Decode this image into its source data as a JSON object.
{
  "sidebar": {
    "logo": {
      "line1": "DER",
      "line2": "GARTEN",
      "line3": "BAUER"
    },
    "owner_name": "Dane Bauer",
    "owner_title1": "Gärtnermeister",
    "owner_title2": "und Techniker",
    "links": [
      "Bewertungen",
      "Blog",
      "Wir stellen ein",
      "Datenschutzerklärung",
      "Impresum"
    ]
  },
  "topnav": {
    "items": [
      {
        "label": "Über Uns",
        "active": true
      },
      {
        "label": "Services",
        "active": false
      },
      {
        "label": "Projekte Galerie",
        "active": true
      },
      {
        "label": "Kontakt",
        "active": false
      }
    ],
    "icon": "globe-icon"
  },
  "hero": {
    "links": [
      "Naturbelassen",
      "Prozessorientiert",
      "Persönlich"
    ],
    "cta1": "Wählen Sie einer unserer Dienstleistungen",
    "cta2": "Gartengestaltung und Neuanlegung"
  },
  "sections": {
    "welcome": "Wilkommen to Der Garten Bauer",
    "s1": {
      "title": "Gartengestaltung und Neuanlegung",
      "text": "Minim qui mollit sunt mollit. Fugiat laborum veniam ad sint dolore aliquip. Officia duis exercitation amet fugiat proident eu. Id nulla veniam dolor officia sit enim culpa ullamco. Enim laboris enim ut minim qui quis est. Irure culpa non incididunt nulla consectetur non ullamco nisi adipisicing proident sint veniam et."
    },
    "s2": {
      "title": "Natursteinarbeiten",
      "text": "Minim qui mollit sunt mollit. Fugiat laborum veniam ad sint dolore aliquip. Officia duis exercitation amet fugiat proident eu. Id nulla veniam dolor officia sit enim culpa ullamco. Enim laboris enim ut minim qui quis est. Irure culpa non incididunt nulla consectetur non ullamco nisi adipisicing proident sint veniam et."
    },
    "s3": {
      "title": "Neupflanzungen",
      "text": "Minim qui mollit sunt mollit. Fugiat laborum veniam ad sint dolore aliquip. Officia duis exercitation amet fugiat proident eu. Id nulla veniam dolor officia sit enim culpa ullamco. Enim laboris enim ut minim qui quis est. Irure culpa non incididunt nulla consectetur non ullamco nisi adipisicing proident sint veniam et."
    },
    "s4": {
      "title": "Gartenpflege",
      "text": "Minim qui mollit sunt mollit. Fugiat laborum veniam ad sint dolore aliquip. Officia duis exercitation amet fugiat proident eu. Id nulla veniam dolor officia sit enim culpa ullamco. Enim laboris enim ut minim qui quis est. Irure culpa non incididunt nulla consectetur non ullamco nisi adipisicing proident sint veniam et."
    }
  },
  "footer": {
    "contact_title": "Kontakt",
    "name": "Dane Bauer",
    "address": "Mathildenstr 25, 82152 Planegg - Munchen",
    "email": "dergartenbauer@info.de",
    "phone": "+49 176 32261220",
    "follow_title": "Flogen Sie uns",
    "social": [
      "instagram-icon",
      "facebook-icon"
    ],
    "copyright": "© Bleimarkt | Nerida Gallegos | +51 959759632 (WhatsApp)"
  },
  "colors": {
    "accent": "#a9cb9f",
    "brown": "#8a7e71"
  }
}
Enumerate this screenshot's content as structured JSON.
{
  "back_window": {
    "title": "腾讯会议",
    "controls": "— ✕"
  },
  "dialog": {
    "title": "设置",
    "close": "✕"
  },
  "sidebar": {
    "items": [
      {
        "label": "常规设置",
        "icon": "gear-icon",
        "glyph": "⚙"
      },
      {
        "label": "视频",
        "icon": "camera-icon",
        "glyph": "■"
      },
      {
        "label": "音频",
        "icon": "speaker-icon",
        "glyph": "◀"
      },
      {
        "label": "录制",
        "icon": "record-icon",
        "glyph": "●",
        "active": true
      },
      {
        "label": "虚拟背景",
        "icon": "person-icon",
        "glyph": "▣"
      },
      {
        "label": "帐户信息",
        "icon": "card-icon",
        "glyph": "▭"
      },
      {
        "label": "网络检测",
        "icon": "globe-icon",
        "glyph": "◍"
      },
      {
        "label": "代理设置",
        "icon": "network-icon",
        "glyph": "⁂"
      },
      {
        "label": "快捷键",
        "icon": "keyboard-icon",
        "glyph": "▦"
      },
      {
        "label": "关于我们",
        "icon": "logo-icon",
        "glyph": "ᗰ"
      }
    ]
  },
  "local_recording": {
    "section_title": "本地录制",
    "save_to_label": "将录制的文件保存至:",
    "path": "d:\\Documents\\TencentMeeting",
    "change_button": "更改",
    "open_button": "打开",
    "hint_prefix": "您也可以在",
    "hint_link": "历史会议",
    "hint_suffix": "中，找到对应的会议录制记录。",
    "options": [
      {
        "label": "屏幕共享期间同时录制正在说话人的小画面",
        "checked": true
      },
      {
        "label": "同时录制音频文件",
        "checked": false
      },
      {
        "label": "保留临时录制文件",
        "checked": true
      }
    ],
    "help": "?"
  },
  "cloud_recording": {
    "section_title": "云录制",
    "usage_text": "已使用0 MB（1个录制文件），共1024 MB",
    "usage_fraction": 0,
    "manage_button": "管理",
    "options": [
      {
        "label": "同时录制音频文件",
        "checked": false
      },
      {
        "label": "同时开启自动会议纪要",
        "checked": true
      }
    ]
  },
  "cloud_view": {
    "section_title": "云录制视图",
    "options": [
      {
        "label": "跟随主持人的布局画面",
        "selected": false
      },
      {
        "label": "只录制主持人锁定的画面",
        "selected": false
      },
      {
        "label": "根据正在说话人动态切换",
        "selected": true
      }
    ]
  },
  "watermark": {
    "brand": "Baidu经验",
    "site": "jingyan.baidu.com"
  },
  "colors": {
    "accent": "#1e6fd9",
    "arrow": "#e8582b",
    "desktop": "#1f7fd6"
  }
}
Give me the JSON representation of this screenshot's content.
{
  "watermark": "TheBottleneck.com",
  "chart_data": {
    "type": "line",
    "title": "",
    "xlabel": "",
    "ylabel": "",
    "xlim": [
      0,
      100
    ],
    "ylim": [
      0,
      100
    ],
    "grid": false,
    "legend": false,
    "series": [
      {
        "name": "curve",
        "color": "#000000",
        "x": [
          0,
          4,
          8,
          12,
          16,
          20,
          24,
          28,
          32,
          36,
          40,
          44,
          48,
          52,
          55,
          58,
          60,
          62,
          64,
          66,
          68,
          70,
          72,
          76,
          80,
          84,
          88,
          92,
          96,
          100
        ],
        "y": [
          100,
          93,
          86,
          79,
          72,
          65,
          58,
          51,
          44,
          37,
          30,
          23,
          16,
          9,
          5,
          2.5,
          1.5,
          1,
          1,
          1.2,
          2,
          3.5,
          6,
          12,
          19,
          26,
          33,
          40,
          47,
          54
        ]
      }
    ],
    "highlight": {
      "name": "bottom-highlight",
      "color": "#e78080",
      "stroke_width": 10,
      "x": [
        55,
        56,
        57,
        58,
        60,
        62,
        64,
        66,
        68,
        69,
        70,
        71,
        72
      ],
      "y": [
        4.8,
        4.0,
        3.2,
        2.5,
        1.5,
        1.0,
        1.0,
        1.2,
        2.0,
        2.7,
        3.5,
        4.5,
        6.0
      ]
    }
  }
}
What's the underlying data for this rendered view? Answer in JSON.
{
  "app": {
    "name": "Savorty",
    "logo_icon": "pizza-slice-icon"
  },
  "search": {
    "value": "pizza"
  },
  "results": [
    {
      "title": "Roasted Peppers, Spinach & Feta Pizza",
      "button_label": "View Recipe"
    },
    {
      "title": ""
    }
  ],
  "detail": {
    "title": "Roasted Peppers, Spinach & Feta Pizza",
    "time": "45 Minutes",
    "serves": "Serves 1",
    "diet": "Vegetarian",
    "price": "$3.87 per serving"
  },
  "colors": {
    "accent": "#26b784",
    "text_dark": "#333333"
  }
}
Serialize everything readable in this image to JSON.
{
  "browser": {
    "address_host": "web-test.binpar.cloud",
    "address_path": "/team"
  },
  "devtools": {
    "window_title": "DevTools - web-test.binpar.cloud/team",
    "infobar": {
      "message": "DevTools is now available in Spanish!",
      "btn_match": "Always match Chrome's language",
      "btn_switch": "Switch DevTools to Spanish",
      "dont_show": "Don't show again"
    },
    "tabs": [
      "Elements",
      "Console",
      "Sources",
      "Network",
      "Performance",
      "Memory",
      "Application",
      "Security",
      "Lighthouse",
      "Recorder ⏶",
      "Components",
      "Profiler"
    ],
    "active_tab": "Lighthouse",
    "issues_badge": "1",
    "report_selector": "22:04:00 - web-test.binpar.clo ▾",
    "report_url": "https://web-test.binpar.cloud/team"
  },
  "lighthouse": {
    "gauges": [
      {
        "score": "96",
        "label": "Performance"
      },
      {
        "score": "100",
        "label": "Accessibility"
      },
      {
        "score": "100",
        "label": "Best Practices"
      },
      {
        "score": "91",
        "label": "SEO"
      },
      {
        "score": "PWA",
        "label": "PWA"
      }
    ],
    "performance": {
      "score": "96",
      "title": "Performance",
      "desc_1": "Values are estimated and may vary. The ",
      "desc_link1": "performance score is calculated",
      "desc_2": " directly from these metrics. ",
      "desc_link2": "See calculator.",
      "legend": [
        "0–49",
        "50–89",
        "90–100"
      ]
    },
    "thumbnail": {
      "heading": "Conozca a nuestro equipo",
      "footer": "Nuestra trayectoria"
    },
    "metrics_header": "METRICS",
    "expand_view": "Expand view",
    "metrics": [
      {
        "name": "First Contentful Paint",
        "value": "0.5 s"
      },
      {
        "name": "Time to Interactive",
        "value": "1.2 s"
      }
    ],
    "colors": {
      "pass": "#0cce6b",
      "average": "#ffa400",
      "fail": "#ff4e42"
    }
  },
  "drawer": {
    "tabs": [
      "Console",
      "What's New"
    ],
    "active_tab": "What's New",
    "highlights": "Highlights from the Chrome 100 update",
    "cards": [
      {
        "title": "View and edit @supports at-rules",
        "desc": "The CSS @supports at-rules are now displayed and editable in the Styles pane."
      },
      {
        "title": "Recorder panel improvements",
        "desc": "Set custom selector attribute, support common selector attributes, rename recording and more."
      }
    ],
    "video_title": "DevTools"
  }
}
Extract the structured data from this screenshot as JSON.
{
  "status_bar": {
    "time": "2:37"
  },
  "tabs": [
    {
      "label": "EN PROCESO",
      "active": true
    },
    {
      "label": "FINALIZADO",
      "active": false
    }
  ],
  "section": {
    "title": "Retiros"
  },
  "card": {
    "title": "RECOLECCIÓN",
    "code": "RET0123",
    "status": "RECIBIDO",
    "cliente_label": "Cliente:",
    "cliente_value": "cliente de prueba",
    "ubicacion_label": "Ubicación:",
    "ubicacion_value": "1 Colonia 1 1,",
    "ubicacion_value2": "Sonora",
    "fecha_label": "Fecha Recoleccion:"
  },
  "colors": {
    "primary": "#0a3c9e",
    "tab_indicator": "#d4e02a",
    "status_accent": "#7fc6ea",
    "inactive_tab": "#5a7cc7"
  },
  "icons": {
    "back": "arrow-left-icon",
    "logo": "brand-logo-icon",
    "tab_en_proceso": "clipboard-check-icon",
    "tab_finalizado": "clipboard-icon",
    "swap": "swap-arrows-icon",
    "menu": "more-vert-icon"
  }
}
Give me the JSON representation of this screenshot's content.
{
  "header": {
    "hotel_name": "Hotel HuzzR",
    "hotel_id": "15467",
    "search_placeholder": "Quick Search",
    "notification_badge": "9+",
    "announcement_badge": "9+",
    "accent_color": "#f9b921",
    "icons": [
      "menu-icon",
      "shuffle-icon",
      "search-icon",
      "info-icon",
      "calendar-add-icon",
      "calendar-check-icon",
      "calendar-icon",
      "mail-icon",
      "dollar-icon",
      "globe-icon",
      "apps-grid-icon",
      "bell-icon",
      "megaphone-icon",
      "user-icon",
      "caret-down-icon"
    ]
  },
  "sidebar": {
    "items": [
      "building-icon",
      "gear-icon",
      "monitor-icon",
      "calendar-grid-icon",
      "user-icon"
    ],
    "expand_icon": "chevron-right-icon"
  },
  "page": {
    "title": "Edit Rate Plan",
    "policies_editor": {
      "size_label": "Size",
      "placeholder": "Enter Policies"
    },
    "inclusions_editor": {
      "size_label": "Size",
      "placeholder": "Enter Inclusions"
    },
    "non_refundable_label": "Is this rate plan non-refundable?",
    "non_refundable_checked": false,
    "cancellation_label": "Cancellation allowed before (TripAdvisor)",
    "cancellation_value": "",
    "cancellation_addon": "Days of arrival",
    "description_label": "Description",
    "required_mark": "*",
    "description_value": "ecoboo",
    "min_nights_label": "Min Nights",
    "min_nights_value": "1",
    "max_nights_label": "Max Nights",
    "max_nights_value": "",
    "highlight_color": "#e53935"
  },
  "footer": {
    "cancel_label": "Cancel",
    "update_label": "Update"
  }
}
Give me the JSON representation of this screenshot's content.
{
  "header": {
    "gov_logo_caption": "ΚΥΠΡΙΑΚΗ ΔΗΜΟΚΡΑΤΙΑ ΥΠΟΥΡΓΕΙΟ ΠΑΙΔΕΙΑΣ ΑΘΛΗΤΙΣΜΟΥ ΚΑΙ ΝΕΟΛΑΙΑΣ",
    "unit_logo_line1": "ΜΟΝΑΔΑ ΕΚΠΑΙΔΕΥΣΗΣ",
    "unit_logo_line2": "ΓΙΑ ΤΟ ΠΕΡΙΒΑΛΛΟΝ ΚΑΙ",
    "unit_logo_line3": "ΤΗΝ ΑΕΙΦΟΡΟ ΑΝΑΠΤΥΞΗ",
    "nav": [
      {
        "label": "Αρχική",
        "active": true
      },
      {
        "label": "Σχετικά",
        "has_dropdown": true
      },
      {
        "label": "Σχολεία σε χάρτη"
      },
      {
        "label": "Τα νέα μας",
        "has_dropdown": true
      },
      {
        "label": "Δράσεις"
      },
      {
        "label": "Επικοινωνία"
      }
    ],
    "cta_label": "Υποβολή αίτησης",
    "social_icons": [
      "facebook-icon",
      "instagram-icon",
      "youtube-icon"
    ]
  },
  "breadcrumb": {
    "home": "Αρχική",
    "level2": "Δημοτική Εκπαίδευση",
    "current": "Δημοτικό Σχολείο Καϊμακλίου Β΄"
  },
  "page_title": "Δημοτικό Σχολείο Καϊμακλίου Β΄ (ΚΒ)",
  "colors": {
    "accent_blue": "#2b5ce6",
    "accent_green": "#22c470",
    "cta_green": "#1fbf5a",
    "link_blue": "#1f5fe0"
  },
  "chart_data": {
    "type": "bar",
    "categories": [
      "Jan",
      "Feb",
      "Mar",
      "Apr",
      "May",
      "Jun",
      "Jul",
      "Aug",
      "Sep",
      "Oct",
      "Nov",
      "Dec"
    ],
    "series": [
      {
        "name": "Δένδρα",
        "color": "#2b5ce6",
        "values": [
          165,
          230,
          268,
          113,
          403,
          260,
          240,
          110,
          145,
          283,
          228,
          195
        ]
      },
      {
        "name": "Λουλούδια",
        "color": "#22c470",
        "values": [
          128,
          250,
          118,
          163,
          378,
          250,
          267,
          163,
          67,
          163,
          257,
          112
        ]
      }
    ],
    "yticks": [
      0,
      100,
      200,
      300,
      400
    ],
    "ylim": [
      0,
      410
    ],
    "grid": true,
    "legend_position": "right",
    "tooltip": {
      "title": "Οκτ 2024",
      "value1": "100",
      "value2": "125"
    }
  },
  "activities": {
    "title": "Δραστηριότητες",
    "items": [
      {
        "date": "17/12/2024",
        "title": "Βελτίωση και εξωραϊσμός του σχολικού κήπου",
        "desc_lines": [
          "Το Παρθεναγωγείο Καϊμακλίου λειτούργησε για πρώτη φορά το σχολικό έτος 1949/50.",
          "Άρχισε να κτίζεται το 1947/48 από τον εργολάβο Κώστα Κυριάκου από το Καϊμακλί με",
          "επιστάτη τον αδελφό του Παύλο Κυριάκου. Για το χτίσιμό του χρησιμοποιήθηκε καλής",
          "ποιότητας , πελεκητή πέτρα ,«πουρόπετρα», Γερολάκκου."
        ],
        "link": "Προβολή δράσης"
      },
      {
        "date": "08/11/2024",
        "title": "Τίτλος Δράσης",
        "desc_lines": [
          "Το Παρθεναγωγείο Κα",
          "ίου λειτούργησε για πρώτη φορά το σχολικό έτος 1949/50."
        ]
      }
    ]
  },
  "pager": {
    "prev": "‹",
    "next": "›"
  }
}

=======

=== Required task ===
Lines that include the word "Peppers" — how many are there in the data? Answer with the number alone.

=== Answer to this problem ===
2